Search the records below for the word "英文名称". Pull out each line that has it.

=== Record list ===

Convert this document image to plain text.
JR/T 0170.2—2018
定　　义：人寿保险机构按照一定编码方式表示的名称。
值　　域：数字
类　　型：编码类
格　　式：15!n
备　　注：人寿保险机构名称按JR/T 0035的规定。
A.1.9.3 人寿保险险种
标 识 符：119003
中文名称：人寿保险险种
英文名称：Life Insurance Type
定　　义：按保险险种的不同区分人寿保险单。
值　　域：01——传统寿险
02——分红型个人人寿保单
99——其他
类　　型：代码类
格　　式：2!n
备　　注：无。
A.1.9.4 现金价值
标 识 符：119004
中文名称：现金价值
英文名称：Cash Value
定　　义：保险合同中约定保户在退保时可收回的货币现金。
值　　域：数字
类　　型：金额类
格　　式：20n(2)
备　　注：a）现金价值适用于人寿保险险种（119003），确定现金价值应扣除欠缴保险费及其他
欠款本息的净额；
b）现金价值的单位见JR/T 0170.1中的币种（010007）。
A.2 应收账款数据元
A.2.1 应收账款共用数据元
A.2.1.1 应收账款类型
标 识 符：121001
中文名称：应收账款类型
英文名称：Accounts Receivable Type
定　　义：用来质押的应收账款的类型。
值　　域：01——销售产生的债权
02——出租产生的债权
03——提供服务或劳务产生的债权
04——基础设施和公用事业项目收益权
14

===

### The result
英文名称：Life Insurance Type
英文名称：Cash Value
英文名称：Accounts Receivable Type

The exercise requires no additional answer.